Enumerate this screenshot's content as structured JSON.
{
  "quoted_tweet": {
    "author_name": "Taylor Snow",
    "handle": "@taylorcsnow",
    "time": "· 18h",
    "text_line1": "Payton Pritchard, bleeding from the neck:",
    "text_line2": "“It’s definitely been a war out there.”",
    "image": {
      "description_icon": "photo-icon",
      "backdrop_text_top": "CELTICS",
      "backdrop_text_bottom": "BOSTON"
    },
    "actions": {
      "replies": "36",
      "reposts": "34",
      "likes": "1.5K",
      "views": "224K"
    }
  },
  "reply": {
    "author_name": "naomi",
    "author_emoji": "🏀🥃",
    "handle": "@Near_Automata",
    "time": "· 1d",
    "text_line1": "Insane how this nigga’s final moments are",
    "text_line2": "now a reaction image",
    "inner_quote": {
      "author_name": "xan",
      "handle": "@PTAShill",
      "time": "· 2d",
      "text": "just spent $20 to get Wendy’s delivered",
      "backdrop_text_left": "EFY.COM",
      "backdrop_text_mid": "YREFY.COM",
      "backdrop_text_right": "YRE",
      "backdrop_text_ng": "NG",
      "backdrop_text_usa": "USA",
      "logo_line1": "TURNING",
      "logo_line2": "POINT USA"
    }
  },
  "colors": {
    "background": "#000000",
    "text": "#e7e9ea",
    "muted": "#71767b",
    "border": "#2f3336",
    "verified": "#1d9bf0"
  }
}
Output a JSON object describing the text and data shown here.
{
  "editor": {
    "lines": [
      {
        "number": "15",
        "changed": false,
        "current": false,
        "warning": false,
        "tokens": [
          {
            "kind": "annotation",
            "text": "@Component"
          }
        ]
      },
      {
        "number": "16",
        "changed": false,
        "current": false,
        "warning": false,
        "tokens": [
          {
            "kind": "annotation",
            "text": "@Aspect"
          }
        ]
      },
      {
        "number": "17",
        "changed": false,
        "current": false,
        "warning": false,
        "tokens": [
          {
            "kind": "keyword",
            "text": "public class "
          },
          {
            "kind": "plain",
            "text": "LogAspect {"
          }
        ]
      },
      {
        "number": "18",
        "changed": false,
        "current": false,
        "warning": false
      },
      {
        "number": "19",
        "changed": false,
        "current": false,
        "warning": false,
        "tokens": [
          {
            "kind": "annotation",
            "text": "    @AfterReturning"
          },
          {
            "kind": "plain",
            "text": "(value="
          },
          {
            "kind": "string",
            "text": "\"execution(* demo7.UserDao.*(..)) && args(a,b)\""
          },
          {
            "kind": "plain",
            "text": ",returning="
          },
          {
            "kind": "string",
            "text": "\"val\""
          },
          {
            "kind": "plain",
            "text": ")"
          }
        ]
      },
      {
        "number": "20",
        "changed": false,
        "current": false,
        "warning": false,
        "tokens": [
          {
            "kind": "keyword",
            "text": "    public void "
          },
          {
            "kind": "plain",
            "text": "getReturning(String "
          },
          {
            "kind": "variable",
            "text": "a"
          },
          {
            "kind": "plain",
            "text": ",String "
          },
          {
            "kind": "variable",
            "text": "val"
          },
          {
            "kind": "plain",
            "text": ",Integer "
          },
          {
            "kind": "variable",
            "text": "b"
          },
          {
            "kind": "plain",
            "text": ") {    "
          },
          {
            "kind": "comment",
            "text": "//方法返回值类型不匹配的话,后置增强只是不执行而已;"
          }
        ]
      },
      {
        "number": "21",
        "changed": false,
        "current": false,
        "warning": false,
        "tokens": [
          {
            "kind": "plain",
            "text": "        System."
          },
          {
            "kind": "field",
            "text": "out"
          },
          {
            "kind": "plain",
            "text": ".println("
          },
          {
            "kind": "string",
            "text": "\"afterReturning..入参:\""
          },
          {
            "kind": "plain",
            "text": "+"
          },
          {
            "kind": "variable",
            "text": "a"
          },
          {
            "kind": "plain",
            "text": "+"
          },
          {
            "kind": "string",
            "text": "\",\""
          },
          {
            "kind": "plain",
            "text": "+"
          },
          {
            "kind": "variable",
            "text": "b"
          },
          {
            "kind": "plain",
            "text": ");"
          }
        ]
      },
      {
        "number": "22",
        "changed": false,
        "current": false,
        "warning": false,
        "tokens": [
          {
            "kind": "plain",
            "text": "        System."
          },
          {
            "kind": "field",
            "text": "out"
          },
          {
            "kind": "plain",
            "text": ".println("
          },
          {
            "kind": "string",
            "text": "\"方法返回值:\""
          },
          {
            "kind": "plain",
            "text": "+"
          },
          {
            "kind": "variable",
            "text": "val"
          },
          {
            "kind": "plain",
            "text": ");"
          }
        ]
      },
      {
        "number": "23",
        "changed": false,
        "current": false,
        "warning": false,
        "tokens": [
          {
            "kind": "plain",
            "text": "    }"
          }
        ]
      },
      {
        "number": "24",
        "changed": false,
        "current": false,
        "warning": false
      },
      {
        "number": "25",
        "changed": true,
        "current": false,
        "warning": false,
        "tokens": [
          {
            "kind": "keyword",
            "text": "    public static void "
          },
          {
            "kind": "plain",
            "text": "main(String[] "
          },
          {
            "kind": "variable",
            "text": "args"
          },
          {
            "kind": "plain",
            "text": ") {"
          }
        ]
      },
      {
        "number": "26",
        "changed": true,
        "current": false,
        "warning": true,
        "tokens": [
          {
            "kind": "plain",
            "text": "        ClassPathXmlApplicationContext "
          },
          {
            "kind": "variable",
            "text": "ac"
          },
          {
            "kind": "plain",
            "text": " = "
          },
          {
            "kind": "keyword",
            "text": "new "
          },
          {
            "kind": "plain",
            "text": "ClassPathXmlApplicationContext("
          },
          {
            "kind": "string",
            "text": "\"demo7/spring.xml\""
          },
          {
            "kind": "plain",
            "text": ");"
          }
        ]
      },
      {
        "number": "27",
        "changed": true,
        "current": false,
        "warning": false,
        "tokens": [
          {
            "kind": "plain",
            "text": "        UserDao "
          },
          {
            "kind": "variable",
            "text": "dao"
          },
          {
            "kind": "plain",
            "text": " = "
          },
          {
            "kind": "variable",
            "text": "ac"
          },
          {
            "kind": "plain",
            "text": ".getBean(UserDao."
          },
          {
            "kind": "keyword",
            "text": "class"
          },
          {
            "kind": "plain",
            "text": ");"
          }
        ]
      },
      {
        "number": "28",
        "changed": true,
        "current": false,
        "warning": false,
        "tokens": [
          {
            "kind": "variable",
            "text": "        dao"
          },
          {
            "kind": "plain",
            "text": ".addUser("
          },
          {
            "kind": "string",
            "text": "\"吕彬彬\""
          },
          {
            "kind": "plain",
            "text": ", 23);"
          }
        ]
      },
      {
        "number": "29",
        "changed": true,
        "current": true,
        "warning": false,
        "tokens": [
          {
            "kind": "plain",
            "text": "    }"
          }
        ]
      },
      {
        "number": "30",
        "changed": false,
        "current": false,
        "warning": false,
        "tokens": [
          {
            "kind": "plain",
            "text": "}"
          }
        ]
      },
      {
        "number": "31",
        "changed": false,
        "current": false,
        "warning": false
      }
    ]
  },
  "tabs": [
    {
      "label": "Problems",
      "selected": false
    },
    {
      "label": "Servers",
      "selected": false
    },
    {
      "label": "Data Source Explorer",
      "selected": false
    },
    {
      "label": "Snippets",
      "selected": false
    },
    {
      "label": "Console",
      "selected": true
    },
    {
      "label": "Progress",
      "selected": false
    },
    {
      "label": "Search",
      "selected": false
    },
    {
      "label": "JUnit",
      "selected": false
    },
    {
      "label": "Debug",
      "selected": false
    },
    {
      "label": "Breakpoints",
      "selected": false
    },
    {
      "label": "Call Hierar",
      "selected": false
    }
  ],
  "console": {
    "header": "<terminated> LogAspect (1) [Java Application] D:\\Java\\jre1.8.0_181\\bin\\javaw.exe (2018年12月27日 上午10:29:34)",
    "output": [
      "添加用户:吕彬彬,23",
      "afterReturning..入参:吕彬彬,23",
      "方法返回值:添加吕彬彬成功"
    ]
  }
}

Goal. Locate the lines above that hold the word "LogAspect". Show every one of them.

Exercise output.
            "text": "LogAspect {"
    "header": "<terminated> LogAspect (1) [Java Application] D:\\Java\\jre1.8.0_181\\bin\\javaw.exe (2018年12月27日 上午10:29:34)",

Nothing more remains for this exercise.